- **What you are asked to do**: Look for the word "menu" in the entries below, then copy every line that has it.
[Given data start]
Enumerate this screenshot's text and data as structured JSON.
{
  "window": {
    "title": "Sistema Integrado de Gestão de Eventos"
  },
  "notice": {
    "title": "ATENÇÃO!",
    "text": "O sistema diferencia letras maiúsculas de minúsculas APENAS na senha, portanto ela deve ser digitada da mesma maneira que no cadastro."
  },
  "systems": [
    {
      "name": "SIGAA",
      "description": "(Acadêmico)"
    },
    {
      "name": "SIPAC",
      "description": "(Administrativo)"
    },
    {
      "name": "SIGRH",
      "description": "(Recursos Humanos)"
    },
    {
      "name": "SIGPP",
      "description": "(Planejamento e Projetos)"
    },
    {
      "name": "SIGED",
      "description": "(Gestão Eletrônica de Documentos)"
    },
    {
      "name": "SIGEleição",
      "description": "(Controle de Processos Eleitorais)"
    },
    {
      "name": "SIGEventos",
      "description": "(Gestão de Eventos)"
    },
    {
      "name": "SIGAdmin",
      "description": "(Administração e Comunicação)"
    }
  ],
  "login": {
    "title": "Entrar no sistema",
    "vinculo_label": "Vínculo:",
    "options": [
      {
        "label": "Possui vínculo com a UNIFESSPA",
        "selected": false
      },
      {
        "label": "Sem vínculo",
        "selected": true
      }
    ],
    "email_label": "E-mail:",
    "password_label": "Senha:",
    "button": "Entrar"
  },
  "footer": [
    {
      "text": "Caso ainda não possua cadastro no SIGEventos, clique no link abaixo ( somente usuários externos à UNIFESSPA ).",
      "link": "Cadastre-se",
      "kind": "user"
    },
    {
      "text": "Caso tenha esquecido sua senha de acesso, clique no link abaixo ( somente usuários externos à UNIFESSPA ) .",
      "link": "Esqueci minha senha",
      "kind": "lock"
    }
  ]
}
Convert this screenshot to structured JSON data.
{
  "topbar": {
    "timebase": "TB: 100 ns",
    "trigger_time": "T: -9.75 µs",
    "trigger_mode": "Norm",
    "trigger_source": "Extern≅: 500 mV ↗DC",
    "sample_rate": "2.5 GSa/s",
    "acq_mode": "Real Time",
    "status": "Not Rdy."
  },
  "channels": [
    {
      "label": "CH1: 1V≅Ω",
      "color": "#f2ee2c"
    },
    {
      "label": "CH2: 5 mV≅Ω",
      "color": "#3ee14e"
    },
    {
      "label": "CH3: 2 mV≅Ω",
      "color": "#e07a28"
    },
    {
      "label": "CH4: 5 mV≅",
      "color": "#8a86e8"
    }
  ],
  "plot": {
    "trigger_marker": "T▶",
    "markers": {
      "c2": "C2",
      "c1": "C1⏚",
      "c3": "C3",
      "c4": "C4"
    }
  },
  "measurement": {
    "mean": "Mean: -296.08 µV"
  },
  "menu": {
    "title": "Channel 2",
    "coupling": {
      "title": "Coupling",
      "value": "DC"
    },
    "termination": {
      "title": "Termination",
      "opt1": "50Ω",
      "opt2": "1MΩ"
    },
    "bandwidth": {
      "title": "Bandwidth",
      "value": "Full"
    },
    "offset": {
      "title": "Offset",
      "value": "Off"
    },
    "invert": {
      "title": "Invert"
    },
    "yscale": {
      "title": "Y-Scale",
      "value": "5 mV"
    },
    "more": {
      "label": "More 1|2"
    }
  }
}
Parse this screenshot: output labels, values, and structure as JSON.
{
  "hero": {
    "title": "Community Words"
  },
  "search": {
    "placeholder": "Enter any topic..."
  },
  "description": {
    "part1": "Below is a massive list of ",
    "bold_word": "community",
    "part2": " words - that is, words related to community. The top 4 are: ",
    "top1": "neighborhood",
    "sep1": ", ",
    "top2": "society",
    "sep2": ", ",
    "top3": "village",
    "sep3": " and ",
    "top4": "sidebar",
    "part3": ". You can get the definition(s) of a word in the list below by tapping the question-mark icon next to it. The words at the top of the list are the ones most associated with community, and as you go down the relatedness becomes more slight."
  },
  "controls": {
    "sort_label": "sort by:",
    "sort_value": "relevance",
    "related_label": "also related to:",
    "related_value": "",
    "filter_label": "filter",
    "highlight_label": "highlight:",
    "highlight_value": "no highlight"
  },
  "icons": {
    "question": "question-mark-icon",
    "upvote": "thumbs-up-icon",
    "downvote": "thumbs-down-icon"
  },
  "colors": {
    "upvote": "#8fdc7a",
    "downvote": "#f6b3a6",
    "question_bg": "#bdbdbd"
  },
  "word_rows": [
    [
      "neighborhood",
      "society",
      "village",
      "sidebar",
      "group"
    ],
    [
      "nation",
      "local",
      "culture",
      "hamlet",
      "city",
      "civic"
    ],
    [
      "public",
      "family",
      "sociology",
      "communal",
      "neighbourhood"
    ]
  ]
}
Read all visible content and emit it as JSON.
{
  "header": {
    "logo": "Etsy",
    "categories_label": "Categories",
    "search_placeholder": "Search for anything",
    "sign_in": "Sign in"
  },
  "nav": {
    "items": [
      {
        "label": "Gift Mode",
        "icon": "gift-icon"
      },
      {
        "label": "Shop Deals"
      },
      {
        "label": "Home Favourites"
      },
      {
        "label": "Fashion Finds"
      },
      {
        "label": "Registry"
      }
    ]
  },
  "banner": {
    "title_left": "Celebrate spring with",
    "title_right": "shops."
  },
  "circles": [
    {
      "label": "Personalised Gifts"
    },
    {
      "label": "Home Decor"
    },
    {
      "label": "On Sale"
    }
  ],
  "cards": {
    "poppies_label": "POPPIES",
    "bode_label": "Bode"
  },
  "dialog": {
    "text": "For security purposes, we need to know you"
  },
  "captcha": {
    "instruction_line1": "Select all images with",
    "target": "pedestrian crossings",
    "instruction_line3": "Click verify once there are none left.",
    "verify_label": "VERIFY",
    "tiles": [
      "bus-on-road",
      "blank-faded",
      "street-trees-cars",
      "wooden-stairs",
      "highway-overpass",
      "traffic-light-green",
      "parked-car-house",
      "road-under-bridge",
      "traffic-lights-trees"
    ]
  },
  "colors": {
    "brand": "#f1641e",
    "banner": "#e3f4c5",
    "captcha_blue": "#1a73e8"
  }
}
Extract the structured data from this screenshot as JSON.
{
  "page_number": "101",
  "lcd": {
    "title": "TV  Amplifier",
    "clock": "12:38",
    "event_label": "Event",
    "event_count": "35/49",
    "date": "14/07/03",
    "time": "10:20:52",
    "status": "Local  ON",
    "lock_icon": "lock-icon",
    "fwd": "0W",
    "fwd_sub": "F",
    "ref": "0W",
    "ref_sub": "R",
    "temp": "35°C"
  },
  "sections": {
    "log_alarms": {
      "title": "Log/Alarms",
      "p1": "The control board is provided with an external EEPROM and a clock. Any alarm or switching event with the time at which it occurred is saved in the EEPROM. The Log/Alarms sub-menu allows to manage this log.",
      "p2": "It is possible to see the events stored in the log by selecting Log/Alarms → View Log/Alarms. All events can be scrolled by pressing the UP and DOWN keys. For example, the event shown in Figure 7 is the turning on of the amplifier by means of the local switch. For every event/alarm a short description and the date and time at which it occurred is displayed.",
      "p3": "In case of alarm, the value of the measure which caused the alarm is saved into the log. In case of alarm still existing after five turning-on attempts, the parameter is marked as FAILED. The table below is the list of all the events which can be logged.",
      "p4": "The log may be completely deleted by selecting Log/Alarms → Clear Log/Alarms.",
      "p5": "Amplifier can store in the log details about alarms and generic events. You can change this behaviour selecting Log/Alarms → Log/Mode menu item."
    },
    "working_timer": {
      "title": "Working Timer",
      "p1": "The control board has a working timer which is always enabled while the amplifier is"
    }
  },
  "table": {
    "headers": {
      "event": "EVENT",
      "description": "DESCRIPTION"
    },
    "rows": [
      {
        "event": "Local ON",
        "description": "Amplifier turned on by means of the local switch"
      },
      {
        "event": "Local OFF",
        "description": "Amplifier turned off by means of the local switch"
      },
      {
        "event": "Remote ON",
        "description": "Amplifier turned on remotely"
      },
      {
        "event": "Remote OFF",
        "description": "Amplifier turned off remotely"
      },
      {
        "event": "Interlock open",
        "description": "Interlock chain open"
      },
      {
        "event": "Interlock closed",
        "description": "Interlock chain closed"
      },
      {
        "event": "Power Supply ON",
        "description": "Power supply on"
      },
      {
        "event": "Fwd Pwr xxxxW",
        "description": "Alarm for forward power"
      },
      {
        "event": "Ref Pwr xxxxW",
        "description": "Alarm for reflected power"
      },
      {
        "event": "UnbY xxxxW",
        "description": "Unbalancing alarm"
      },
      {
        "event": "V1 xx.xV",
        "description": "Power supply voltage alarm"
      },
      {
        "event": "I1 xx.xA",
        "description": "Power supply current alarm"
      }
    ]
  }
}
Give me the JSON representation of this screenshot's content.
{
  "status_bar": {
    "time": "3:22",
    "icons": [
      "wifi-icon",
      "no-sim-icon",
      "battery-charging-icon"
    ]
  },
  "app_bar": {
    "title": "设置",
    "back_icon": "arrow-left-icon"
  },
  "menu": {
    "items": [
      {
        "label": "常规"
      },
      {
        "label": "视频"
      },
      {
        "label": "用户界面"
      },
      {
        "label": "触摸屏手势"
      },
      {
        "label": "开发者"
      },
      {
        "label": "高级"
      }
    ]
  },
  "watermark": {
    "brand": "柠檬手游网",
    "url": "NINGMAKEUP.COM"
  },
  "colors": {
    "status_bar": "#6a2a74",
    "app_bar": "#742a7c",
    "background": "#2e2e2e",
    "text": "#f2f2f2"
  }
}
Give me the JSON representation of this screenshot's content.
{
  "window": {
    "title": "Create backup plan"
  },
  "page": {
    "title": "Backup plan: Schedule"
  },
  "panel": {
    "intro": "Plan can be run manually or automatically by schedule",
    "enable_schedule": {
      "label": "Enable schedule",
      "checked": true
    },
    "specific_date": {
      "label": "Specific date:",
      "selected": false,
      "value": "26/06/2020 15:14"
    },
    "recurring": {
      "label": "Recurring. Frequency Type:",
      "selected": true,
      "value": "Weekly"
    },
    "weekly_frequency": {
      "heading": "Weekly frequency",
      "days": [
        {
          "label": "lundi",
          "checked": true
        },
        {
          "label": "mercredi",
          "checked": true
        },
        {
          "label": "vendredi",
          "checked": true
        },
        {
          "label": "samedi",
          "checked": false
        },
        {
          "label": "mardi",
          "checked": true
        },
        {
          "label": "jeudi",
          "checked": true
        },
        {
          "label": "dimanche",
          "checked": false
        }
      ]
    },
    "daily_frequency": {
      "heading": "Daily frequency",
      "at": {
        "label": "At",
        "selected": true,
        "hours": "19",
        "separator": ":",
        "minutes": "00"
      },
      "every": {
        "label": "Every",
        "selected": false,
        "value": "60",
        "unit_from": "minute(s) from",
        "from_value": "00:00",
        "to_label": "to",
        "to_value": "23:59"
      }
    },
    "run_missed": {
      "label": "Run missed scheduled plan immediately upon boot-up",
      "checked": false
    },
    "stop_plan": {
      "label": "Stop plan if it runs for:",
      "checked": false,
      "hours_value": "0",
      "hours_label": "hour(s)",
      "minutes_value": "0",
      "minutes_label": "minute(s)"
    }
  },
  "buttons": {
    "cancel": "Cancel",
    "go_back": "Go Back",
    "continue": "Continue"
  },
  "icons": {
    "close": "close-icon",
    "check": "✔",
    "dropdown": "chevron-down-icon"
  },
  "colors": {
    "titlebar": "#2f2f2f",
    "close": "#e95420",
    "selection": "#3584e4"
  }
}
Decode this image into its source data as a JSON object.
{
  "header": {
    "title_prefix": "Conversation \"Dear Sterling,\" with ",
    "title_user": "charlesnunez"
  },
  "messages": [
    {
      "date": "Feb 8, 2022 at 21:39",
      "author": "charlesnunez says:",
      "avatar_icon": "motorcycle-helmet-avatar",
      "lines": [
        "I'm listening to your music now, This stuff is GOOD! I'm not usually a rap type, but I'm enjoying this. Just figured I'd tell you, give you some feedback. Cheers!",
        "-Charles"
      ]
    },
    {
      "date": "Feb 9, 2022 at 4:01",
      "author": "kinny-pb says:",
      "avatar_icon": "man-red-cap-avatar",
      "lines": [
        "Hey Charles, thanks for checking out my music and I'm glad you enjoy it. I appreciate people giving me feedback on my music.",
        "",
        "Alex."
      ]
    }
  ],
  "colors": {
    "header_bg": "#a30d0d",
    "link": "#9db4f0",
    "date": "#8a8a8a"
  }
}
[Given data end]
- **Written solution**:
  "menu": {
      "p1": "The control board is provided with an external EEPROM and a clock. Any alarm or switching event with the time at which it occurred is saved in the EEPROM. The Log/Alarms sub-menu allows to manage this log.",
      "p5": "Amplifier can store in the log details about alarms and generic events. You can change this behaviour selecting Log/Alarms → Log/Mode menu item."
  "menu": {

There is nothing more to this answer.